_Task description_
Show, in full, each line of the data that contains "subuso".

>> START Recorded data

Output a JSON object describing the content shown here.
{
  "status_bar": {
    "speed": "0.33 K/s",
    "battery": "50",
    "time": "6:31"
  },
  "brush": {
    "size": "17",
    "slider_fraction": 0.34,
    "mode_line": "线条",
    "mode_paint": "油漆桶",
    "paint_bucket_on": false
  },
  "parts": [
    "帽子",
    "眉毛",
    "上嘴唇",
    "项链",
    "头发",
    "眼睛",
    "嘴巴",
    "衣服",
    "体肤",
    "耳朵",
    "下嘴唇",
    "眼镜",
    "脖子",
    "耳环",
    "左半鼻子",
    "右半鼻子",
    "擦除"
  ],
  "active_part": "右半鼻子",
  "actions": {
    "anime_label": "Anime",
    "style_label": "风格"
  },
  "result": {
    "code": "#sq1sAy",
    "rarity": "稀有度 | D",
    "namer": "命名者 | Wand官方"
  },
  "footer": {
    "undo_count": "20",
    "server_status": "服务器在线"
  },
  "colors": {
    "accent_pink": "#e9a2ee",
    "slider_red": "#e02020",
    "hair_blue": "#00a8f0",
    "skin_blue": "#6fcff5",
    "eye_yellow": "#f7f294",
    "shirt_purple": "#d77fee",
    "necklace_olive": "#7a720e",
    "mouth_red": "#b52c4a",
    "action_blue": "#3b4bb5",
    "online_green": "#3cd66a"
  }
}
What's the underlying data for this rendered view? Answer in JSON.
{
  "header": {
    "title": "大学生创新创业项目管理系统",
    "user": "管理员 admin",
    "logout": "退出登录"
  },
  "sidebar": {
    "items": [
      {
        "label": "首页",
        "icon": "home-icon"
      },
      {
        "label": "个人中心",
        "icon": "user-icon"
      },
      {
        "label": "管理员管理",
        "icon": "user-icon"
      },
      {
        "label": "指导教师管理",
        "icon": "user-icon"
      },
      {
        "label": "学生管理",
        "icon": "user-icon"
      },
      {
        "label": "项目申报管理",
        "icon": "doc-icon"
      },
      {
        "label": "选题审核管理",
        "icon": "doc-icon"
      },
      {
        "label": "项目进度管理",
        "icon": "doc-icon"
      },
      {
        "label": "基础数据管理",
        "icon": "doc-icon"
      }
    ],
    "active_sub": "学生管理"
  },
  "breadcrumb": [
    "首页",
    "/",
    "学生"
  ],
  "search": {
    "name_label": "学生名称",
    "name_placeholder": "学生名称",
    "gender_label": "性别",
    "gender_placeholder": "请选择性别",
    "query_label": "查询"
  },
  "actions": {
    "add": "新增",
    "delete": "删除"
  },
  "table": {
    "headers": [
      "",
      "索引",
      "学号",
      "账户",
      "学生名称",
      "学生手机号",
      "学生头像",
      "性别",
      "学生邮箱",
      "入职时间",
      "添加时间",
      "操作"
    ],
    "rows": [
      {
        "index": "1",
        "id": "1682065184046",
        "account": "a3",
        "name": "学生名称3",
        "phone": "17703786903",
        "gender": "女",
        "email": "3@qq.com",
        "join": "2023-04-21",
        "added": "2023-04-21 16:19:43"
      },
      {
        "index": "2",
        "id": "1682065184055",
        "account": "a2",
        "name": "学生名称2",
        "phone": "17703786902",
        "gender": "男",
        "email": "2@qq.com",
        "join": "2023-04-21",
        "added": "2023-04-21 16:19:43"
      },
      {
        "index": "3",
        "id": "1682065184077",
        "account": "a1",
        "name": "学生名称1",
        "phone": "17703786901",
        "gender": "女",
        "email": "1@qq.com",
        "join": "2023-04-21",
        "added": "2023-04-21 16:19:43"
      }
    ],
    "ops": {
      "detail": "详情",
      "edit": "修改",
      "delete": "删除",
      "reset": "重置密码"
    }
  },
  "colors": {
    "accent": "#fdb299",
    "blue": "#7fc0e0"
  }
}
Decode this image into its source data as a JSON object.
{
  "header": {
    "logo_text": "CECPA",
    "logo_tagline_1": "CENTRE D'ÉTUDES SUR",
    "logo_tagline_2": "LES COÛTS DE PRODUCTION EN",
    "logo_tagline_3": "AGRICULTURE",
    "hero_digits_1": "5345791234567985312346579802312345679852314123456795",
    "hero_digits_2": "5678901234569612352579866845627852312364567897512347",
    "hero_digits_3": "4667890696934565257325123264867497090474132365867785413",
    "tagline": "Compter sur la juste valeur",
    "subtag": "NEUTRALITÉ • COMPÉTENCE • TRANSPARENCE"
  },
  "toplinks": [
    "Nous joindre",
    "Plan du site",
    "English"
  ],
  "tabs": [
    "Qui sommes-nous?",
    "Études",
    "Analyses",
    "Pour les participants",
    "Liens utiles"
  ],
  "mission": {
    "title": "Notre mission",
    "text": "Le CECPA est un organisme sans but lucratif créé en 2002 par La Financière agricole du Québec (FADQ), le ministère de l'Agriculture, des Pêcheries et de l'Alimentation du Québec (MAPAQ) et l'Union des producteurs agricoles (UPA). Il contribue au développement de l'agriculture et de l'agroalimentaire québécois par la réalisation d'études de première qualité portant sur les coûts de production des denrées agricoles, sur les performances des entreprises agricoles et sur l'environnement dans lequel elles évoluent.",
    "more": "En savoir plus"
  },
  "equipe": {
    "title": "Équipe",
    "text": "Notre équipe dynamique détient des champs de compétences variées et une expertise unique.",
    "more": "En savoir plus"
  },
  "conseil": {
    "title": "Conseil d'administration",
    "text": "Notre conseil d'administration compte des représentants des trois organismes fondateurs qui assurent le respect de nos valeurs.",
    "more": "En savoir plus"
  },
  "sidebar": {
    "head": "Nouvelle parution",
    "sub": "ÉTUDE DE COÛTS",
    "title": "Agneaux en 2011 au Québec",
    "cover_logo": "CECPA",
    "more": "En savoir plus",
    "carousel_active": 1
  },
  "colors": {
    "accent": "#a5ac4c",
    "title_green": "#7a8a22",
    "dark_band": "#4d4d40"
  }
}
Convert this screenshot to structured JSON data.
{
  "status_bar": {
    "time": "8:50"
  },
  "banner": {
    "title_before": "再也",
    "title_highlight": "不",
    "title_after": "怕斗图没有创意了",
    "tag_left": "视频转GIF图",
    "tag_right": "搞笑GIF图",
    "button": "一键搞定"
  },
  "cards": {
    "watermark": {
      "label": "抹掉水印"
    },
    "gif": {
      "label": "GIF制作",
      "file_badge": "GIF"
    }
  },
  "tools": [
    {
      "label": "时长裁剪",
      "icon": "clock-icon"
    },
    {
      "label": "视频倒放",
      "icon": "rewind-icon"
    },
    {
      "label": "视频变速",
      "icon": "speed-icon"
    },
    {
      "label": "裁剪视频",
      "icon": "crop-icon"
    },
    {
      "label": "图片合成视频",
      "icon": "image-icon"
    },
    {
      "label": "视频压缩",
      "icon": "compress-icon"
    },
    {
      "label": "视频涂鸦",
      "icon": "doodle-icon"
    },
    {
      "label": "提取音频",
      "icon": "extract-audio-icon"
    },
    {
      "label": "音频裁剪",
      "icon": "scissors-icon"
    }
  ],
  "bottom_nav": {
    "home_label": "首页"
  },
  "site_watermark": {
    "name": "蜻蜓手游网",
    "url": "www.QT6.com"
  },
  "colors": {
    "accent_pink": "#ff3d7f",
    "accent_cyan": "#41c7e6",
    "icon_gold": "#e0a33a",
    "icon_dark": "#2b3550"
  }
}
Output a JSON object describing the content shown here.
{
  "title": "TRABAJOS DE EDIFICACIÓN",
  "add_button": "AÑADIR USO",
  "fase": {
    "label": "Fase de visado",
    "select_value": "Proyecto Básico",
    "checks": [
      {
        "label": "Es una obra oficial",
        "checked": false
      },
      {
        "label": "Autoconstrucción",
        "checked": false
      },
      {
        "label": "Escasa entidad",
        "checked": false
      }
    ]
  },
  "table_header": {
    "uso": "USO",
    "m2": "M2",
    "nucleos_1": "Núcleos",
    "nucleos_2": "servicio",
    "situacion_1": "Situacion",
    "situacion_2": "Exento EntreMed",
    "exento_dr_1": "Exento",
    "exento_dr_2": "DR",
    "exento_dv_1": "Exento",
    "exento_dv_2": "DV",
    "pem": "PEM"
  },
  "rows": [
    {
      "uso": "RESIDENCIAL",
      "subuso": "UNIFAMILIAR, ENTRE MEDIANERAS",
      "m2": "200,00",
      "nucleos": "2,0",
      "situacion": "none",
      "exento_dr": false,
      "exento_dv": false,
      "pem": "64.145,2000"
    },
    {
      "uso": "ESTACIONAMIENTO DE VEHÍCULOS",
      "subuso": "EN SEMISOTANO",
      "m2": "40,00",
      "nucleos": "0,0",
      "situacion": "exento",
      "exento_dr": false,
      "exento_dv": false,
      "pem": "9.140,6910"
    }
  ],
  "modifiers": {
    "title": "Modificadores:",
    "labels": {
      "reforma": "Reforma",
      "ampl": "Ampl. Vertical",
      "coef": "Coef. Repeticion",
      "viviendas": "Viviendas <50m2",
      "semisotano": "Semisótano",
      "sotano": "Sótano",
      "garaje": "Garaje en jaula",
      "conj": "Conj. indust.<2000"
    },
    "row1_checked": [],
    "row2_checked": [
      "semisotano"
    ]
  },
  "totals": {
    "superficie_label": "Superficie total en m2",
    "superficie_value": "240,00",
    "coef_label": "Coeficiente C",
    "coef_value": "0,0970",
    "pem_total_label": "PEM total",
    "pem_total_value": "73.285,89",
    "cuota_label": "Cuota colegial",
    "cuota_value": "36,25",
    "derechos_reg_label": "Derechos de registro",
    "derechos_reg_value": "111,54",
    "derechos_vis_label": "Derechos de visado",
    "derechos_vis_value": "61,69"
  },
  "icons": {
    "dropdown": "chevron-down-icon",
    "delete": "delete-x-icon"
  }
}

>> END Recorded data

_The solution_
      "subuso": "UNIFAMILIAR, ENTRE MEDIANERAS",
      "subuso": "EN SEMISOTANO",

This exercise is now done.